▸ Records for the exercise:
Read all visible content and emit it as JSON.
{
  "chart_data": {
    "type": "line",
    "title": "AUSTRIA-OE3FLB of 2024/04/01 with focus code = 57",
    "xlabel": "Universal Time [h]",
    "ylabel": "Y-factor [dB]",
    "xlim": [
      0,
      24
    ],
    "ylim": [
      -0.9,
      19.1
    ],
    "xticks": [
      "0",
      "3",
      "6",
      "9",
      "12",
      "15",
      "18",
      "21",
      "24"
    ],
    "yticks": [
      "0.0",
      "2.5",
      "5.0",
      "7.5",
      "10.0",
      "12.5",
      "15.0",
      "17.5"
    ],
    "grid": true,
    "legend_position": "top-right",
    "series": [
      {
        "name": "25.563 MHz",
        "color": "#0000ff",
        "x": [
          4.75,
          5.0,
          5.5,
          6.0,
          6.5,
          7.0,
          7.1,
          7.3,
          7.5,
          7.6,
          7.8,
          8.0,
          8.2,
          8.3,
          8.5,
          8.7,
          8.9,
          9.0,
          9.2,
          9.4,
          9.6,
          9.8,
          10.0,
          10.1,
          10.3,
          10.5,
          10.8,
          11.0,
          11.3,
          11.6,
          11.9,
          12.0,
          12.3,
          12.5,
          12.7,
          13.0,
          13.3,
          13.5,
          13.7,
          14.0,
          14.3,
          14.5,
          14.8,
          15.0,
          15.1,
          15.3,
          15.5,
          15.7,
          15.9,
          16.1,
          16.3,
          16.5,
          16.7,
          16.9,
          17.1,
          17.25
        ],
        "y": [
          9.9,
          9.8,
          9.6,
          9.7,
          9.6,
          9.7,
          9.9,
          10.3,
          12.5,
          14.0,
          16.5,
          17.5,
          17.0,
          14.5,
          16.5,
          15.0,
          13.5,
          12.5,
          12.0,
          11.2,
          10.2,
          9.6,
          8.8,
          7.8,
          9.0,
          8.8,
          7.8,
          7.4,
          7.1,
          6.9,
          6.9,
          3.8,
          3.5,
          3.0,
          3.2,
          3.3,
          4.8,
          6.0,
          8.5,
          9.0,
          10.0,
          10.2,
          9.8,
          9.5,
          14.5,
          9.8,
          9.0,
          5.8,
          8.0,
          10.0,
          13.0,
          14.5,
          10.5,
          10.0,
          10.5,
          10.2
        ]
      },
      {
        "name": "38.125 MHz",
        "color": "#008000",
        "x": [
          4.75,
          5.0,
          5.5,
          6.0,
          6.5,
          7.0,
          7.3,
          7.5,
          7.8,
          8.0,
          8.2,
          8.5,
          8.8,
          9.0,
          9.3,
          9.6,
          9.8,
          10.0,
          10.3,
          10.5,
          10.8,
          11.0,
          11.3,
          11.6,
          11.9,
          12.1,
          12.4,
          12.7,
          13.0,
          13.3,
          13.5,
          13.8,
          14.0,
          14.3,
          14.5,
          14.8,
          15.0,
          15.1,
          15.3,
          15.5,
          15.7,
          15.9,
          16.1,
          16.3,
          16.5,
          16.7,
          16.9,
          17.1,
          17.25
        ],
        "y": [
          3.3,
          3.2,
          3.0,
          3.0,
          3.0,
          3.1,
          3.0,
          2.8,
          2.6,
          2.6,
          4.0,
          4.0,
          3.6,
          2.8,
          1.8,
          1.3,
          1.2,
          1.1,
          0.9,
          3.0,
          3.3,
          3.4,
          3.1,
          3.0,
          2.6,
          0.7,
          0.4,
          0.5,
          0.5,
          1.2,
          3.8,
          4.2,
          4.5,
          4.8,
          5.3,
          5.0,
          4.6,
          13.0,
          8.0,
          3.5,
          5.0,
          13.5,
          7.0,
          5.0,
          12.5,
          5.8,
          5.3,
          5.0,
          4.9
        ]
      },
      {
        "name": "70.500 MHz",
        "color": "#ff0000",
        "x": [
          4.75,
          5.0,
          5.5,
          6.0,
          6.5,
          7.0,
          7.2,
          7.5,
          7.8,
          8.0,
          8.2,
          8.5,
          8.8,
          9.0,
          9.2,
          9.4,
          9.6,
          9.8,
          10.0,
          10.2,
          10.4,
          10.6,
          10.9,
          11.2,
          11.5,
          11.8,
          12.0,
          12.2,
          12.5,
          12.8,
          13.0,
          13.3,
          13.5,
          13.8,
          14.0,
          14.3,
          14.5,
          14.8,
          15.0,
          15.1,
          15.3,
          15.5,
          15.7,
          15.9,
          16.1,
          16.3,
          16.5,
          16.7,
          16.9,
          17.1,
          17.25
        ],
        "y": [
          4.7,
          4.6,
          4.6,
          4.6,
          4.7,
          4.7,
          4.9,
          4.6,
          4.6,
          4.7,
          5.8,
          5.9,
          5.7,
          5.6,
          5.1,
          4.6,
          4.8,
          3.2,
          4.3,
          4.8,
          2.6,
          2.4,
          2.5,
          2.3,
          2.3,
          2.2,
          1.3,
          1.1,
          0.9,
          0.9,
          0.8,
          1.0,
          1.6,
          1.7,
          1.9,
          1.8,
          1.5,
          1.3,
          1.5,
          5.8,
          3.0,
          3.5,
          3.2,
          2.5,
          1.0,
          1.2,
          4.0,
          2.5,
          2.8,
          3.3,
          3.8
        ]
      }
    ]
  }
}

▸ What to work on: All of the material above needs to be retyped word for word.

▸ Problem solution:
Read all visible content and emit it as JSON.
{
  "chart_data": {
    "type": "line",
    "title": "AUSTRIA-OE3FLB of 2024/04/01 with focus code = 57",
    "xlabel": "Universal Time [h]",
    "ylabel": "Y-factor [dB]",
    "xlim": [
      0,
      24
    ],
    "ylim": [
      -0.9,
      19.1
    ],
    "xticks": [
      "0",
      "3",
      "6",
      "9",
      "12",
      "15",
      "18",
      "21",
      "24"
    ],
    "yticks": [
      "0.0",
      "2.5",
      "5.0",
      "7.5",
      "10.0",
      "12.5",
      "15.0",
      "17.5"
    ],
    "grid": true,
    "legend_position": "top-right",
    "series": [
      {
        "name": "25.563 MHz",
        "color": "#0000ff",
        "x": [
          4.75,
          5.0,
          5.5,
          6.0,
          6.5,
          7.0,
          7.1,
          7.3,
          7.5,
          7.6,
          7.8,
          8.0,
          8.2,
          8.3,
          8.5,
          8.7,
          8.9,
          9.0,
          9.2,
          9.4,
          9.6,
          9.8,
          10.0,
          10.1,
          10.3,
          10.5,
          10.8,
          11.0,
          11.3,
          11.6,
          11.9,
          12.0,
          12.3,
          12.5,
          12.7,
          13.0,
          13.3,
          13.5,
          13.7,
          14.0,
          14.3,
          14.5,
          14.8,
          15.0,
          15.1,
          15.3,
          15.5,
          15.7,
          15.9,
          16.1,
          16.3,
          16.5,
          16.7,
          16.9,
          17.1,
          17.25
        ],
        "y": [
          9.9,
          9.8,
          9.6,
          9.7,
          9.6,
          9.7,
          9.9,
          10.3,
          12.5,
          14.0,
          16.5,
          17.5,
          17.0,
          14.5,
          16.5,
          15.0,
          13.5,
          12.5,
          12.0,
          11.2,
          10.2,
          9.6,
          8.8,
          7.8,
          9.0,
          8.8,
          7.8,
          7.4,
          7.1,
          6.9,
          6.9,
          3.8,
          3.5,
          3.0,
          3.2,
          3.3,
          4.8,
          6.0,
          8.5,
          9.0,
          10.0,
          10.2,
          9.8,
          9.5,
          14.5,
          9.8,
          9.0,
          5.8,
          8.0,
          10.0,
          13.0,
          14.5,
          10.5,
          10.0,
          10.5,
          10.2
        ]
      },
      {
        "name": "38.125 MHz",
        "color": "#008000",
        "x": [
          4.75,
          5.0,
          5.5,
          6.0,
          6.5,
          7.0,
          7.3,
          7.5,
          7.8,
          8.0,
          8.2,
          8.5,
          8.8,
          9.0,
          9.3,
          9.6,
          9.8,
          10.0,
          10.3,
          10.5,
          10.8,
          11.0,
          11.3,
          11.6,
          11.9,
          12.1,
          12.4,
          12.7,
          13.0,
          13.3,
          13.5,
          13.8,
          14.0,
          14.3,
          14.5,
          14.8,
          15.0,
          15.1,
          15.3,
          15.5,
          15.7,
          15.9,
          16.1,
          16.3,
          16.5,
          16.7,
          16.9,
          17.1,
          17.25
        ],
        "y": [
          3.3,
          3.2,
          3.0,
          3.0,
          3.0,
          3.1,
          3.0,
          2.8,
          2.6,
          2.6,
          4.0,
          4.0,
          3.6,
          2.8,
          1.8,
          1.3,
          1.2,
          1.1,
          0.9,
          3.0,
          3.3,
          3.4,
          3.1,
          3.0,
          2.6,
          0.7,
          0.4,
          0.5,
          0.5,
          1.2,
          3.8,
          4.2,
          4.5,
          4.8,
          5.3,
          5.0,
          4.6,
          13.0,
          8.0,
          3.5,
          5.0,
          13.5,
          7.0,
          5.0,
          12.5,
          5.8,
          5.3,
          5.0,
          4.9
        ]
      },
      {
        "name": "70.500 MHz",
        "color": "#ff0000",
        "x": [
          4.75,
          5.0,
          5.5,
          6.0,
          6.5,
          7.0,
          7.2,
          7.5,
          7.8,
          8.0,
          8.2,
          8.5,
          8.8,
          9.0,
          9.2,
          9.4,
          9.6,
          9.8,
          10.0,
          10.2,
          10.4,
          10.6,
          10.9,
          11.2,
          11.5,
          11.8,
          12.0,
          12.2,
          12.5,
          12.8,
          13.0,
          13.3,
          13.5,
          13.8,
          14.0,
          14.3,
          14.5,
          14.8,
          15.0,
          15.1,
          15.3,
          15.5,
          15.7,
          15.9,
          16.1,
          16.3,
          16.5,
          16.7,
          16.9,
          17.1,
          17.25
        ],
        "y": [
          4.7,
          4.6,
          4.6,
          4.6,
          4.7,
          4.7,
          4.9,
          4.6,
          4.6,
          4.7,
          5.8,
          5.9,
          5.7,
          5.6,
          5.1,
          4.6,
          4.8,
          3.2,
          4.3,
          4.8,
          2.6,
          2.4,
          2.5,
          2.3,
          2.3,
          2.2,
          1.3,
          1.1,
          0.9,
          0.9,
          0.8,
          1.0,
          1.6,
          1.7,
          1.9,
          1.8,
          1.5,
          1.3,
          1.5,
          5.8,
          3.0,
          3.5,
          3.2,
          2.5,
          1.0,
          1.2,
          4.0,
          2.5,
          2.8,
          3.3,
          3.8
        ]
      }
    ]
  }
}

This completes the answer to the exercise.